Start of Text section
Archive for June, 2013

Agility Organizations

June 5, 2013

Today, don’t you know, Dog Agility Action Bloggers has challenged the bloggers in our sport with the topic “Improving Agility Organizations”. That’s pretty close to home. I’m involved in the management of the Teacup Dogs Agility Association and have slowly been working at the beginnings of Top Dog Agility Players (a low key recreational venue).

Okay, I’ve just come back from a judging clinic in Salt Lake City for the TDAA. So I’ll go out on a limb and suggest that developing the quality of the judging corps is paramount to improving any agility organization. Running a close second is the education of course designers.

I’ll look forward to perusing blog posts on this subject. I believe that any organization should be mindful of both perception and attitude of the enthusiasts who support them (and even those who enthusiastically damn them). It’s just good business. If you’d like to peruse as well, you can find all of the posts on this topic here: Improving Agility Organizations.

Since you are here, I’ll say a word about Top Dog. Believe it or not, I’ve been working at starting this organization for something like 15 years. Clearly I’m not in enough of a hurry. Dog Agility is for everybody. It should be as inexpensive and natural as a pick-up game of baseball in the corner lot. So here’s an agility organization that doesn’t charge anything to play… no memberships, no applications, no registrations. Play the game, and send in your results. Oh my! It’s pretty crazy right? I’m working hard at finding the right people to be our Directors; and clubs who want to play.

Think of Top Dog as an “Open System”. The model will ultimately be defined by those who play. If you want to look at the basic model, visit our web page at: Top Dog.
End of Text section
Start of Dataset entries
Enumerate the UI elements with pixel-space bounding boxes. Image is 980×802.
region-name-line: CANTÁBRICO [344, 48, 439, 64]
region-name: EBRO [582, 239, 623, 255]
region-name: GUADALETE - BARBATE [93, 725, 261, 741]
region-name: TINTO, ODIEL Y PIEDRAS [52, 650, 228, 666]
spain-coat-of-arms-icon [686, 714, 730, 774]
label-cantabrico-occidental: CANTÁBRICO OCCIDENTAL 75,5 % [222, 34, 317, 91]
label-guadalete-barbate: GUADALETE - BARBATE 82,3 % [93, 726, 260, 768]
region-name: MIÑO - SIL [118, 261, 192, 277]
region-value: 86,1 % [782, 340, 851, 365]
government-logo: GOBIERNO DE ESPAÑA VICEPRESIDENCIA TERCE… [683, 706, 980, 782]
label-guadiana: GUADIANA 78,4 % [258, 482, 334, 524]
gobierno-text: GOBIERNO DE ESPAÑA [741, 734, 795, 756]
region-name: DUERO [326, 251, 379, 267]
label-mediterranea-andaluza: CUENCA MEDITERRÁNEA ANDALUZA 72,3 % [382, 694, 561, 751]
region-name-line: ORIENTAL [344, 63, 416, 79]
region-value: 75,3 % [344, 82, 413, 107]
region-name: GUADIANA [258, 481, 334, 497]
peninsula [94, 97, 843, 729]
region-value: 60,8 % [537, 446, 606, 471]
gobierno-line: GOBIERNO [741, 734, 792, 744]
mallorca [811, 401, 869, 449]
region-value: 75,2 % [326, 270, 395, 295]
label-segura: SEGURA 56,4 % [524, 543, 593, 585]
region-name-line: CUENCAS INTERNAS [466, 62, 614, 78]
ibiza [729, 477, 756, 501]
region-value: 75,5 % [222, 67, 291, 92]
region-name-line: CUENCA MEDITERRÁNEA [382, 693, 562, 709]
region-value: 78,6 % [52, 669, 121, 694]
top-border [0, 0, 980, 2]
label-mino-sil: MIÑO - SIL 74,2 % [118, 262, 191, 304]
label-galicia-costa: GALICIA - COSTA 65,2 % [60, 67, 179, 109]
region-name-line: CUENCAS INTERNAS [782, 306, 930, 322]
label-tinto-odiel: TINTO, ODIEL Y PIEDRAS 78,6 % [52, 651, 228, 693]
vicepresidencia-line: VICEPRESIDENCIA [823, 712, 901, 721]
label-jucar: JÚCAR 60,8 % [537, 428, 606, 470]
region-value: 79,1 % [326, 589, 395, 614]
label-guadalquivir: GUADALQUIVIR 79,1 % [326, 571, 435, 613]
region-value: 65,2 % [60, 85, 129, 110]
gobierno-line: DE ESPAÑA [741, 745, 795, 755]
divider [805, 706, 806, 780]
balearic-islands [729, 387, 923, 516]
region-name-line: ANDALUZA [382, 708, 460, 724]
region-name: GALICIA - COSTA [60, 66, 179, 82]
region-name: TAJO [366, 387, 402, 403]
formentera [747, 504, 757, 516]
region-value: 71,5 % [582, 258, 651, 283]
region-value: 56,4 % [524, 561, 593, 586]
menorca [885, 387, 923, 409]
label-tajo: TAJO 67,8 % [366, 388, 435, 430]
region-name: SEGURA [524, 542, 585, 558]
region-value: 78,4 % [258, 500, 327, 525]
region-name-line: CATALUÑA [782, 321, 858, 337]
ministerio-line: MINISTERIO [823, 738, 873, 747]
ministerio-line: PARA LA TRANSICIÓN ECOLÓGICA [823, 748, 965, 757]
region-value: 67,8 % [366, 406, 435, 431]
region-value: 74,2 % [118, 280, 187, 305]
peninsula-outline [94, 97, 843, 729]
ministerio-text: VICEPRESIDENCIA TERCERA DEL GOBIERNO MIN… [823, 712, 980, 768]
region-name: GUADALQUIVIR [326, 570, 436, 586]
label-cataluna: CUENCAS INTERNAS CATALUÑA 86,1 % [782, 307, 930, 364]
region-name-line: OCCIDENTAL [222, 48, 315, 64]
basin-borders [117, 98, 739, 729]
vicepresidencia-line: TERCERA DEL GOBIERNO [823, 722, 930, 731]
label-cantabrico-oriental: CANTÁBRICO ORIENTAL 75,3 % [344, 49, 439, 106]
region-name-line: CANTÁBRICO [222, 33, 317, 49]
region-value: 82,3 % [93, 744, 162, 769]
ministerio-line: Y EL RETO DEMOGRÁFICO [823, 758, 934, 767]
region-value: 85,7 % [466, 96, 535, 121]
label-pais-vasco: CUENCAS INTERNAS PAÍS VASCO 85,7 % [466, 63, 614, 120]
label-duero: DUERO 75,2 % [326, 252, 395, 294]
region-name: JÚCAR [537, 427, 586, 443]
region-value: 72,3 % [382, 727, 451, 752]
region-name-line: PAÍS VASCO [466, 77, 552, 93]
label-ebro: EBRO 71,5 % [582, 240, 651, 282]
End of Dataset entries
*Brief A*
Based on the agility organizations post, does each statement below agree with it? (i) The writer has been working at starting Top Dog for about 15 years. (ii) Players must pay a membership fee to take part in Top Dog. (iii) The writer ranks educating course designers above developing the judging corps.
*Brief B*
Quote the passage of the agility organizations post that begins at the words "Today, don’t you" and stops after "key recreational venue).".

*Answer section A*
(i) Yes: "I’ve been working at starting this organization for something like 15 years."
(ii) No: "no memberships, no applications, no registrations."
(iii) No: "Running a close second is the education of course designers."

*Answer section B*
Today, don’t you know, Dog Agility Action Bloggers has challenged the bloggers in our sport with the topic “Improving Agility Organizations”. That’s pretty close to home. I’m involved in the management of the Teacup Dogs Agility Association and have slowly been working at the beginnings of Top Dog Agility Players (a low key recreational venue).